--- Start ---

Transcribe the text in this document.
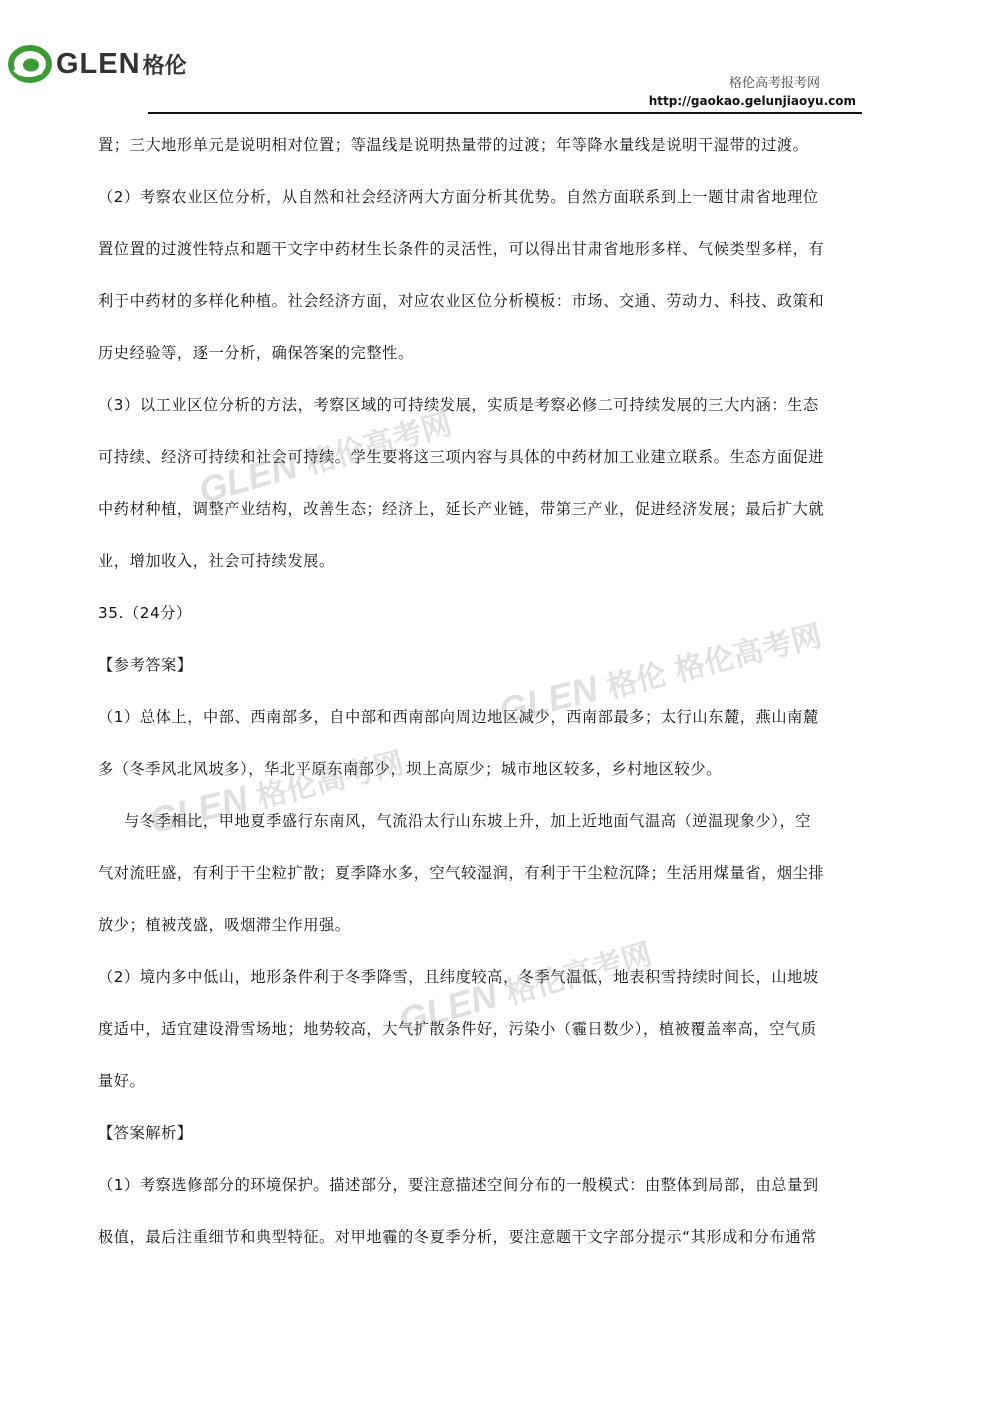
GLEN 格伦
格伦高考报考网
http://gaokao.gelunjiaoyu.com
置；三大地形单元是说明相对位置；等温线是说明热量带的过渡；年等降水量线是说明干湿带的过渡。
（2）考察农业区位分析，从自然和社会经济两大方面分析其优势。自然方面联系到上一题甘肃省地理位
置位置的过渡性特点和题干文字中药材生长条件的灵活性，可以得出甘肃省地形多样、气候类型多样，有
利于中药材的多样化种植。社会经济方面，对应农业区位分析模板：市场、交通、劳动力、科技、政策和
历史经验等，逐一分析，确保答案的完整性。
（3）以工业区位分析的方法，考察区域的可持续发展，实质是考察必修二可持续发展的三大内涵：生态
可持续、经济可持续和社会可持续。学生要将这三项内容与具体的中药材加工业建立联系。生态方面促进
中药材种植，调整产业结构，改善生态；经济上，延长产业链，带第三产业，促进经济发展；最后扩大就
业，增加收入，社会可持续发展。
35.（24分）
【参考答案】
（1）总体上，中部、西南部多，自中部和西南部向周边地区减少，西南部最多；太行山东麓，燕山南麓
多（冬季风北风坡多），华北平原东南部少，坝上高原少；城市地区较多，乡村地区较少。
与冬季相比，甲地夏季盛行东南风，气流沿太行山东坡上升，加上近地面气温高（逆温现象少），空
气对流旺盛，有利于干尘粒扩散；夏季降水多，空气较湿润，有利于干尘粒沉降；生活用煤量省，烟尘排
放少；植被茂盛，吸烟滞尘作用强。
（2）境内多中低山，地形条件利于冬季降雪，且纬度较高，冬季气温低，地表积雪持续时间长，山地坡
度适中，适宜建设滑雪场地；地势较高，大气扩散条件好，污染小（霾日数少），植被覆盖率高，空气质
量好。
【答案解析】
（1）考察选修部分的环境保护。描述部分，要注意描述空间分布的一般模式：由整体到局部，由总量到
极值，最后注重细节和典型特征。对甲地霾的冬夏季分析，要注意题干文字部分提示“其形成和分布通常
GLEN 格伦高考网
GLEN 格伦 格伦高考网
GLEN 格伦高考网
GLEN 格伦高考网
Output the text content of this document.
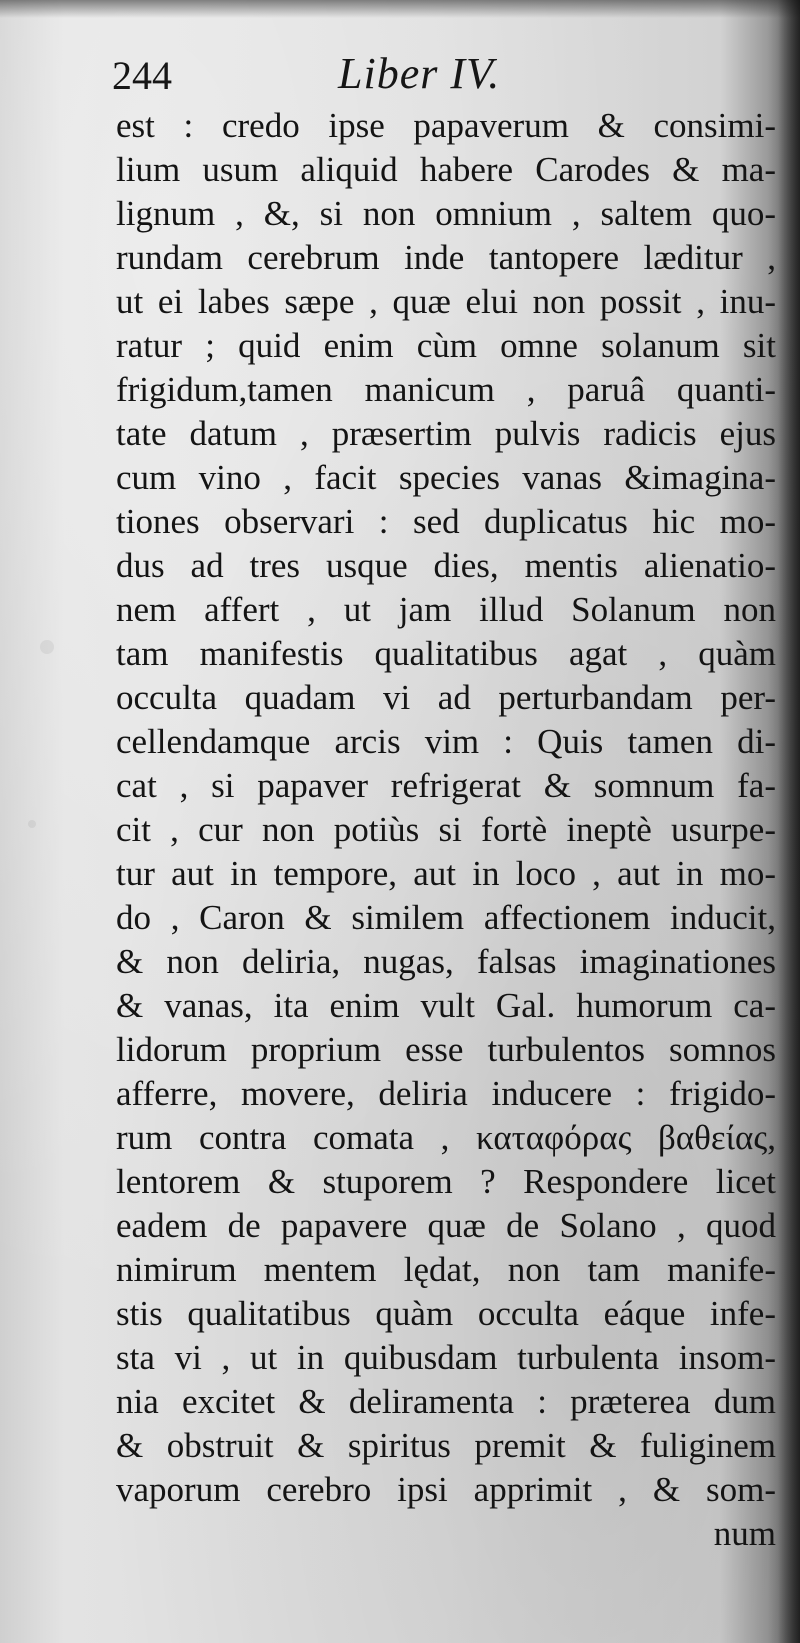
244	Liber IV.
est : credo ipse papaverum & consimi-
lium usum aliquid habere Carodes & ma-
lignum , &, si non omnium , saltem quo-
rundam cerebrum inde tantopere læditur ,
ut ei labes sæpe , quæ elui non possit , inu-
ratur ; quid enim cùm omne solanum sit
frigidum,tamen manicum , paruâ quanti-
tate datum , præsertim pulvis radicis ejus
cum vino , facit species vanas &imagina-
tiones observari : sed duplicatus hic mo-
dus ad tres usque dies, mentis alienatio-
nem affert , ut jam illud Solanum non
tam manifestis qualitatibus agat , quàm
occulta quadam vi ad perturbandam per-
cellendamque arcis vim : Quis tamen di-
cat , si papaver refrigerat & somnum fa-
cit , cur non potiùs si fortè ineptè usurpe-
tur aut in tempore, aut in loco , aut in mo-
do , Caron & similem affectionem inducit,
& non deliria, nugas, falsas imaginationes
& vanas, ita enim vult Gal. humorum ca-
lidorum proprium esse turbulentos somnos
afferre, movere, deliria inducere : frigido-
rum contra comata , καταφόρας βαθείας,
lentorem & stuporem ? Respondere licet
eadem de papavere quæ de Solano , quod
nimirum mentem lędat, non tam manife-
stis qualitatibus quàm occulta eáque infe-
sta vi , ut in quibusdam turbulenta insom-
nia excitet & deliramenta : præterea dum
& obstruit & spiritus premit & fuliginem
vaporum cerebro ipsi apprimit , & som-
num
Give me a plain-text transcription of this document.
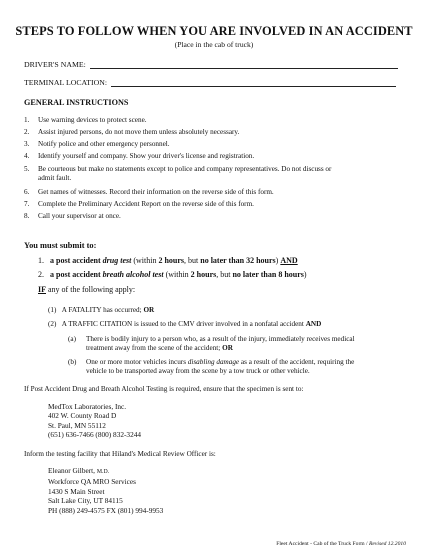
STEPS TO FOLLOW WHEN YOU ARE INVOLVED IN AN ACCIDENT
(Place in the cab of truck)
DRIVER'S NAME:
TERMINAL LOCATION:
GENERAL INSTRUCTIONS
1. Use warning devices to protect scene.
2. Assist injured persons, do not move them unless absolutely necessary.
3. Notify police and other emergency personnel.
4. Identify yourself and company. Show your driver's license and registration.
5. Be courteous but make no statements except to police and company representatives. Do not discuss or
admit fault.
6. Get names of witnesses. Record their information on the reverse side of this form.
7. Complete the Preliminary Accident Report on the reverse side of this form.
8. Call your supervisor at once.
You must submit to:
1. a post accident drug test (within 2 hours, but no later than 32 hours) AND
2. a post accident breath alcohol test (within 2 hours, but no later than 8 hours)
IF any of the following apply:
(1) A FATALITY has occurred; OR
(2) A TRAFFIC CITATION is issued to the CMV driver involved in a nonfatal accident AND
(a) There is bodily injury to a person who, as a result of the injury, immediately receives medical
treatment away from the scene of the accident; OR
(b) One or more motor vehicles incurs disabling damage as a result of the accident, requiring the
vehicle to be transported away from the scene by a tow truck or other vehicle.
If Post Accident Drug and Breath Alcohol Testing is required, ensure that the specimen is sent to:
MedTox Laboratories, Inc.
402 W. County Road D
St. Paul, MN 55112
(651) 636-7466 (800) 832-3244
Inform the testing facility that Hiland's Medical Review Officer is:
Eleanor Gilbert, M.D.
Workforce QA MRO Services
1430 S Main Street
Salt Lake City, UT 84115
PH (888) 249-4575 FX (801) 994-9953
Fleet Accident - Cab of the Truck Form / Revised 12.2010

--- End ---

Reproduce the entries above without change, omitting all pictures.

**SOLUTION TO THIS TASK**
Transcribe the text in this document.
GLEN 格伦
格伦高考报考网
http://gaokao.gelunjiaoyu.com
置；三大地形单元是说明相对位置；等温线是说明热量带的过渡；年等降水量线是说明干湿带的过渡。
（2）考察农业区位分析，从自然和社会经济两大方面分析其优势。自然方面联系到上一题甘肃省地理位
置位置的过渡性特点和题干文字中药材生长条件的灵活性，可以得出甘肃省地形多样、气候类型多样，有
利于中药材的多样化种植。社会经济方面，对应农业区位分析模板：市场、交通、劳动力、科技、政策和
历史经验等，逐一分析，确保答案的完整性。
（3）以工业区位分析的方法，考察区域的可持续发展，实质是考察必修二可持续发展的三大内涵：生态
可持续、经济可持续和社会可持续。学生要将这三项内容与具体的中药材加工业建立联系。生态方面促进
中药材种植，调整产业结构，改善生态；经济上，延长产业链，带第三产业，促进经济发展；最后扩大就
业，增加收入，社会可持续发展。
35.（24分）
【参考答案】
（1）总体上，中部、西南部多，自中部和西南部向周边地区减少，西南部最多；太行山东麓，燕山南麓
多（冬季风北风坡多），华北平原东南部少，坝上高原少；城市地区较多，乡村地区较少。
与冬季相比，甲地夏季盛行东南风，气流沿太行山东坡上升，加上近地面气温高（逆温现象少），空
气对流旺盛，有利于干尘粒扩散；夏季降水多，空气较湿润，有利于干尘粒沉降；生活用煤量省，烟尘排
放少；植被茂盛，吸烟滞尘作用强。
（2）境内多中低山，地形条件利于冬季降雪，且纬度较高，冬季气温低，地表积雪持续时间长，山地坡
度适中，适宜建设滑雪场地；地势较高，大气扩散条件好，污染小（霾日数少），植被覆盖率高，空气质
量好。
【答案解析】
（1）考察选修部分的环境保护。描述部分，要注意描述空间分布的一般模式：由整体到局部，由总量到
极值，最后注重细节和典型特征。对甲地霾的冬夏季分析，要注意题干文字部分提示“其形成和分布通常
GLEN 格伦高考网
GLEN 格伦 格伦高考网
GLEN 格伦高考网
GLEN 格伦高考网
Output the text content of this document.
244	Liber IV.
est : credo ipse papaverum & consimi-
lium usum aliquid habere Carodes & ma-
lignum , &, si non omnium , saltem quo-
rundam cerebrum inde tantopere læditur ,
ut ei labes sæpe , quæ elui non possit , inu-
ratur ; quid enim cùm omne solanum sit
frigidum,tamen manicum , paruâ quanti-
tate datum , præsertim pulvis radicis ejus
cum vino , facit species vanas &imagina-
tiones observari : sed duplicatus hic mo-
dus ad tres usque dies, mentis alienatio-
nem affert , ut jam illud Solanum non
tam manifestis qualitatibus agat , quàm
occulta quadam vi ad perturbandam per-
cellendamque arcis vim : Quis tamen di-
cat , si papaver refrigerat & somnum fa-
cit , cur non potiùs si fortè ineptè usurpe-
tur aut in tempore, aut in loco , aut in mo-
do , Caron & similem affectionem inducit,
& non deliria, nugas, falsas imaginationes
& vanas, ita enim vult Gal. humorum ca-
lidorum proprium esse turbulentos somnos
afferre, movere, deliria inducere : frigido-
rum contra comata , καταφόρας βαθείας,
lentorem & stuporem ? Respondere licet
eadem de papavere quæ de Solano , quod
nimirum mentem lędat, non tam manife-
stis qualitatibus quàm occulta eáque infe-
sta vi , ut in quibusdam turbulenta insom-
nia excitet & deliramenta : præterea dum
& obstruit & spiritus premit & fuliginem
vaporum cerebro ipsi apprimit , & som-
num
Give me a plain-text transcription of this document.
STEPS TO FOLLOW WHEN YOU ARE INVOLVED IN AN ACCIDENT
(Place in the cab of truck)
DRIVER'S NAME:
TERMINAL LOCATION:
GENERAL INSTRUCTIONS
1. Use warning devices to protect scene.
2. Assist injured persons, do not move them unless absolutely necessary.
3. Notify police and other emergency personnel.
4. Identify yourself and company. Show your driver's license and registration.
5. Be courteous but make no statements except to police and company representatives. Do not discuss or
admit fault.
6. Get names of witnesses. Record their information on the reverse side of this form.
7. Complete the Preliminary Accident Report on the reverse side of this form.
8. Call your supervisor at once.
You must submit to:
1. a post accident drug test (within 2 hours, but no later than 32 hours) AND
2. a post accident breath alcohol test (within 2 hours, but no later than 8 hours)
IF any of the following apply:
(1) A FATALITY has occurred; OR
(2) A TRAFFIC CITATION is issued to the CMV driver involved in a nonfatal accident AND
(a) There is bodily injury to a person who, as a result of the injury, immediately receives medical
treatment away from the scene of the accident; OR
(b) One or more motor vehicles incurs disabling damage as a result of the accident, requiring the
vehicle to be transported away from the scene by a tow truck or other vehicle.
If Post Accident Drug and Breath Alcohol Testing is required, ensure that the specimen is sent to:
MedTox Laboratories, Inc.
402 W. County Road D
St. Paul, MN 55112
(651) 636-7466 (800) 832-3244
Inform the testing facility that Hiland's Medical Review Officer is:
Eleanor Gilbert, M.D.
Workforce QA MRO Services
1430 S Main Street
Salt Lake City, UT 84115
PH (888) 249-4575 FX (801) 994-9953
Fleet Accident - Cab of the Truck Form / Revised 12.2010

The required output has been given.